Problem to work on
Write out the entire listing below exactly, with the pictures left out.

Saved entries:
■ ■ ■ ■ ■

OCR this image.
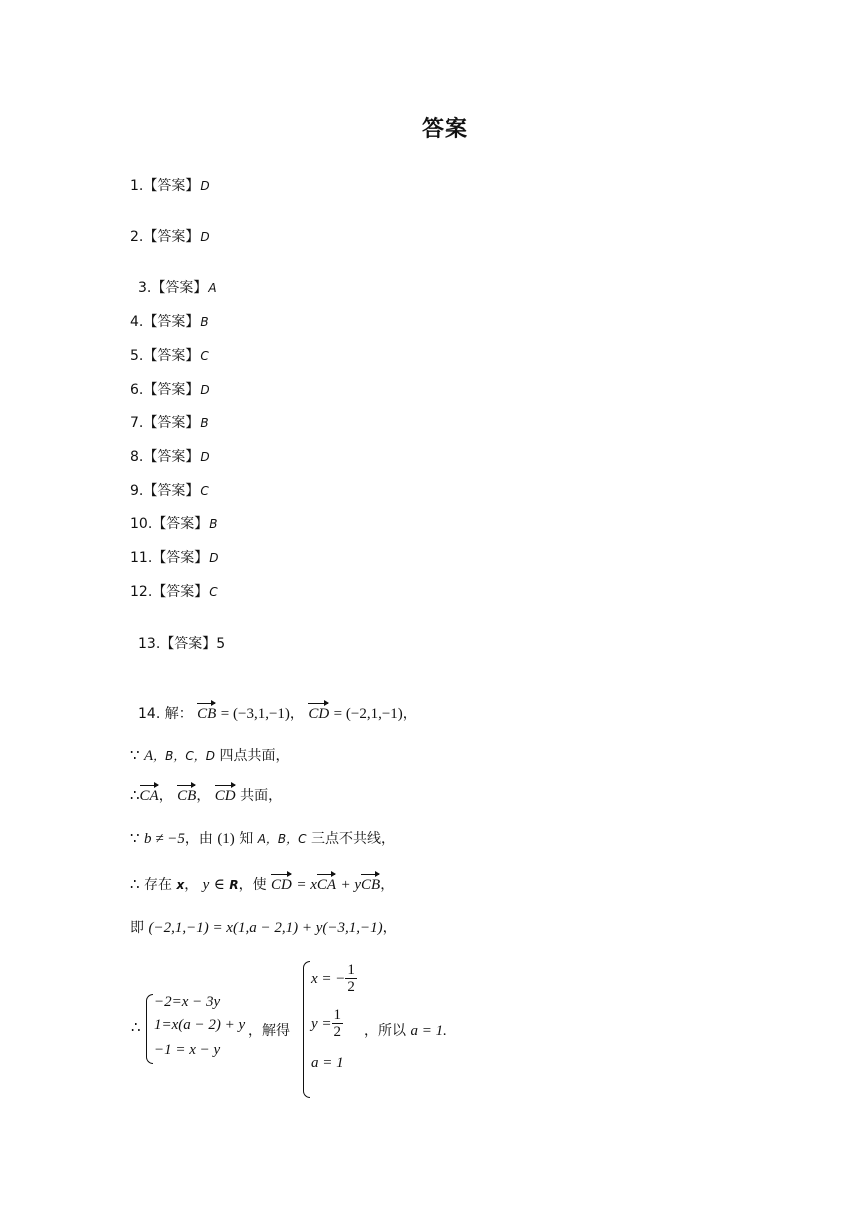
答案
1.【答案】D
2.【答案】D
3.【答案】A
4.【答案】B
5.【答案】C
6.【答案】D
7.【答案】B
8.【答案】D
9.【答案】C
10.【答案】B
11.【答案】D
12.【答案】C
13.【答案】5
14. 解： CB = (−3,1,−1)， CD = (−2,1,−1)，
∵ A，B，C，D 四点共面，
∴CA， CB， CD 共面，
∵ b ≠ −5，由 (1) 知 A，B，C 三点不共线，
∴ 存在 x， y ∈ R，使 CD = xCA + yCB，
即 (−2,1,−1) = x(1,a − 2,1) + y(−3,1,−1)，
∴
−2=x − 3y
1=x(a − 2) + y
−1 = x − y
，解得
x = − $\frac{1}{2}$
$y = \frac{1}{2}$
a = 1
，所以 a = 1.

■ ■ ■ ■ ■

Solved exercise
OCR this image.
答案
1.【答案】D
2.【答案】D
3.【答案】A
4.【答案】B
5.【答案】C
6.【答案】D
7.【答案】B
8.【答案】D
9.【答案】C
10.【答案】B
11.【答案】D
12.【答案】C
13.【答案】5
14. 解： CB = (−3,1,−1)， CD = (−2,1,−1)，
∵ A，B，C，D 四点共面，
∴CA， CB， CD 共面，
∵ b ≠ −5，由 (1) 知 A，B，C 三点不共线，
∴ 存在 x， y ∈ R，使 CD = xCA + yCB，
即 (−2,1,−1) = x(1,a − 2,1) + y(−3,1,−1)，
∴
−2=x − 3y
1=x(a − 2) + y
−1 = x − y
，解得
x = − $\frac{1}{2}$
$y = \frac{1}{2}$
a = 1
，所以 a = 1.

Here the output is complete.